## Data records
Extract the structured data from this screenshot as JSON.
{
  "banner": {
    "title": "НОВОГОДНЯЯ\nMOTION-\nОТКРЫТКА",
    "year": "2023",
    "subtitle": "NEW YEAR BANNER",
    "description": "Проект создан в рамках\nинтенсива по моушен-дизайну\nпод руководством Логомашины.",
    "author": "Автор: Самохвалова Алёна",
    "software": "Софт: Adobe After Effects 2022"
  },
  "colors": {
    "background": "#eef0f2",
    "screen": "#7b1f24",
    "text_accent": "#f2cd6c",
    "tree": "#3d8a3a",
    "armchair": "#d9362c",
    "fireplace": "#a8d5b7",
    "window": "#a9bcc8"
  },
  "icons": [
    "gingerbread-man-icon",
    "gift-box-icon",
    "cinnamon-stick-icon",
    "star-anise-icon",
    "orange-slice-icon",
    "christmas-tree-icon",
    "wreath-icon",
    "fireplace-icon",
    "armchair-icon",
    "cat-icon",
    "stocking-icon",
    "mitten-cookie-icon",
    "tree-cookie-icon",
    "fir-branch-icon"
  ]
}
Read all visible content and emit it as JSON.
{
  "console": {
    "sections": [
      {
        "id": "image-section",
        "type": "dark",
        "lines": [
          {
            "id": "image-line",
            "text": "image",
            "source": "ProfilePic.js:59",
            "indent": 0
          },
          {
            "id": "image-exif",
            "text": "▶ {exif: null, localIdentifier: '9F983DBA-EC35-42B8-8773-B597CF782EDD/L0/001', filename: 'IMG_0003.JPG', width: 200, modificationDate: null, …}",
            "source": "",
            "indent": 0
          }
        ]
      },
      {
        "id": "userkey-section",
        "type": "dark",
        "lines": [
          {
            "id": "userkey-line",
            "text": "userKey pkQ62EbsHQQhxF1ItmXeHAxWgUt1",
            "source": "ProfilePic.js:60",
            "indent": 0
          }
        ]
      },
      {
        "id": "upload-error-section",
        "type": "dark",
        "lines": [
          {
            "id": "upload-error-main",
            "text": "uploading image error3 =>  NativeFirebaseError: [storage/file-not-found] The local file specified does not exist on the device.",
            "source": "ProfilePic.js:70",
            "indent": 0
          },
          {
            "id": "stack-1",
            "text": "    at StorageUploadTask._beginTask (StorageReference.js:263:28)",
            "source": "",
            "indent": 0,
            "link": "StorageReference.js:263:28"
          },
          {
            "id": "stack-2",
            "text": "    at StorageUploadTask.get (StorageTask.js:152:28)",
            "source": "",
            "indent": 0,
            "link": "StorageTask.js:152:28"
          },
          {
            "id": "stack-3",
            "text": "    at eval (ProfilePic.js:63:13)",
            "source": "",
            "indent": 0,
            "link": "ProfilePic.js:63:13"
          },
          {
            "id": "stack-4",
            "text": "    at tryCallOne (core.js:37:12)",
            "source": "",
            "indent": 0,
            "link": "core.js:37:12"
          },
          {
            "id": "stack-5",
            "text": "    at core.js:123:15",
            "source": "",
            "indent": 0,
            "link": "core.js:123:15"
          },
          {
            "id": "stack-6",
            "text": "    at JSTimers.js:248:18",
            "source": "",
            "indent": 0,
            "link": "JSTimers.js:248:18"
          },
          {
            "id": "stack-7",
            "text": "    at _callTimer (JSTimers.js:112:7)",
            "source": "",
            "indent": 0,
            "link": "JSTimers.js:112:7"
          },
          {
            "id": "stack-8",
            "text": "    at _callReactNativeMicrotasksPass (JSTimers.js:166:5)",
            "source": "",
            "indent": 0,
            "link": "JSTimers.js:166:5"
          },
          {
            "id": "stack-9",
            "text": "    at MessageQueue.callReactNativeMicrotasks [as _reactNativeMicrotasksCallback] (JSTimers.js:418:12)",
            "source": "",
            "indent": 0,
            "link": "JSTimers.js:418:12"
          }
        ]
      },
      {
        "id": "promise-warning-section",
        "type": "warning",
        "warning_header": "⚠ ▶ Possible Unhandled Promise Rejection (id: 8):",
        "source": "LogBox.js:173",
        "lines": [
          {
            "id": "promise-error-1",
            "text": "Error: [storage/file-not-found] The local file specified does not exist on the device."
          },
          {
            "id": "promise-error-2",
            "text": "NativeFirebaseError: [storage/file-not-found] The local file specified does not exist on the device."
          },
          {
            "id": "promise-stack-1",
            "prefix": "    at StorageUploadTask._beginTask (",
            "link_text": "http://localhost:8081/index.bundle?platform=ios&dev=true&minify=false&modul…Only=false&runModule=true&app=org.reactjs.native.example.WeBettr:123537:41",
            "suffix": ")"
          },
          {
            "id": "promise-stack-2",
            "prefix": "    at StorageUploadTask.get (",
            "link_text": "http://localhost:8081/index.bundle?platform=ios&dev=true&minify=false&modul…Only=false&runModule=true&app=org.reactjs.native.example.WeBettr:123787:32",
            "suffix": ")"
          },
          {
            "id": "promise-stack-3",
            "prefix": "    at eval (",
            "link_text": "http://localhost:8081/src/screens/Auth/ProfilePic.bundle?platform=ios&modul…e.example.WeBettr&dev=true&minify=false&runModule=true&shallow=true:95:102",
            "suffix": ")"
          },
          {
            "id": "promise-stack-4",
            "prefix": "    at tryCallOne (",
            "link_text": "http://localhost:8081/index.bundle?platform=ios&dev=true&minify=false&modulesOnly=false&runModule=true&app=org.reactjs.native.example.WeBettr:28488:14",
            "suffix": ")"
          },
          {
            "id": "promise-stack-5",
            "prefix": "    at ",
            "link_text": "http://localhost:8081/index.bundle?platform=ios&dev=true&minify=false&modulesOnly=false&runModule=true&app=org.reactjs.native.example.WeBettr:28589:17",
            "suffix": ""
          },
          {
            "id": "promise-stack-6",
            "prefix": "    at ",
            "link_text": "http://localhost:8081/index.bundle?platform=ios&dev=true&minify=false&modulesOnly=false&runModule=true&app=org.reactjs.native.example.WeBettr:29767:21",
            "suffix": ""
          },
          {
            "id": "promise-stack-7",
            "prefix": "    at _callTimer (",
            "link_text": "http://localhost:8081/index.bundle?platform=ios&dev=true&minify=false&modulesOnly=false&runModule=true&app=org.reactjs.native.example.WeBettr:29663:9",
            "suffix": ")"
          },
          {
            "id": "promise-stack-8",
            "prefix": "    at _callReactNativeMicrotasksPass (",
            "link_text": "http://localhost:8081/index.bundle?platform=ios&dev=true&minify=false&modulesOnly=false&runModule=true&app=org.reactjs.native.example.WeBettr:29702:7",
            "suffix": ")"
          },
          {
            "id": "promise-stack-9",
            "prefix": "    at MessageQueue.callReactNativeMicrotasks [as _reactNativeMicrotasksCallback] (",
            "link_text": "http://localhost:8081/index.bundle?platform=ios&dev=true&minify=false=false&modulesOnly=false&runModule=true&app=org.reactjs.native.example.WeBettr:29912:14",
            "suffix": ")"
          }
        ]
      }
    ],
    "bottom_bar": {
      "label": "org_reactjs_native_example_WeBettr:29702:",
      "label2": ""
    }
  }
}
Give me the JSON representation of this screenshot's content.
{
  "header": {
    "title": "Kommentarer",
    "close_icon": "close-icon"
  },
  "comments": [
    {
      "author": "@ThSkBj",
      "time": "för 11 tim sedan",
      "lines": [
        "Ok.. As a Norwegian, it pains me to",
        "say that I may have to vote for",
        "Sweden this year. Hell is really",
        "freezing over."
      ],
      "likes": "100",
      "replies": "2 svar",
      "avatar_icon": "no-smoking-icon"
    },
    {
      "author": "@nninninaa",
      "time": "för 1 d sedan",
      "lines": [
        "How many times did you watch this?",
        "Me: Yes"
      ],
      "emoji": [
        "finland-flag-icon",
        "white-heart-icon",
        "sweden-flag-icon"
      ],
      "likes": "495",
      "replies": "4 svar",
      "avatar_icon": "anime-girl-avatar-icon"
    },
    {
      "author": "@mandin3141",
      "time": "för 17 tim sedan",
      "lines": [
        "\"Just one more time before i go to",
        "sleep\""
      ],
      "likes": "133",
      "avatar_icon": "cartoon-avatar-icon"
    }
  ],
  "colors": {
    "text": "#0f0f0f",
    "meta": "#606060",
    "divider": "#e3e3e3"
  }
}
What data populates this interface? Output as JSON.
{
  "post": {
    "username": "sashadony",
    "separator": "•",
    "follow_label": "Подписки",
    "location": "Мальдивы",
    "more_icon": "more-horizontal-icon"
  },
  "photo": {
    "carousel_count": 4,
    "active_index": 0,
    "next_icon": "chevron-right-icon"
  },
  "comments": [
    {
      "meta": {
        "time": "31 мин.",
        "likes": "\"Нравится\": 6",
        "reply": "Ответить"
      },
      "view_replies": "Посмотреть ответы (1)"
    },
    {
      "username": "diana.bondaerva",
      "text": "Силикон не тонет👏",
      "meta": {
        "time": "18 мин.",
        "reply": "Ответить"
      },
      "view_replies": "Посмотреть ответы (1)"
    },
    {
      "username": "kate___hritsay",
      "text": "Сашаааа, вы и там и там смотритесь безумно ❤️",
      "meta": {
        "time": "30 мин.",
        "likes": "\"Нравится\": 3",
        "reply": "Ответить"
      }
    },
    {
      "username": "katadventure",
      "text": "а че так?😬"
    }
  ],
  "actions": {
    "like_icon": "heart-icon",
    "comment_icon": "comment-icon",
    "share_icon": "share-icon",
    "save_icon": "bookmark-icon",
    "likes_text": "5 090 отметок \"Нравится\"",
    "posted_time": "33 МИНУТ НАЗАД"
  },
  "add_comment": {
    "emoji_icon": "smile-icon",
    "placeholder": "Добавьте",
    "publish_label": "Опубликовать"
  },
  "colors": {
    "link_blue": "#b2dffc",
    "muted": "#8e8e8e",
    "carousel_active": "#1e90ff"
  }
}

## Exercise directions
Search the lines above for the string "MessageQueue" and copy each line that has it.

## Correct response
            "text": "    at MessageQueue.callReactNativeMicrotasks [as _reactNativeMicrotasksCallback] (JSTimers.js:418:12)",
            "prefix": "    at MessageQueue.callReactNativeMicrotasks [as _reactNativeMicrotasksCallback] (",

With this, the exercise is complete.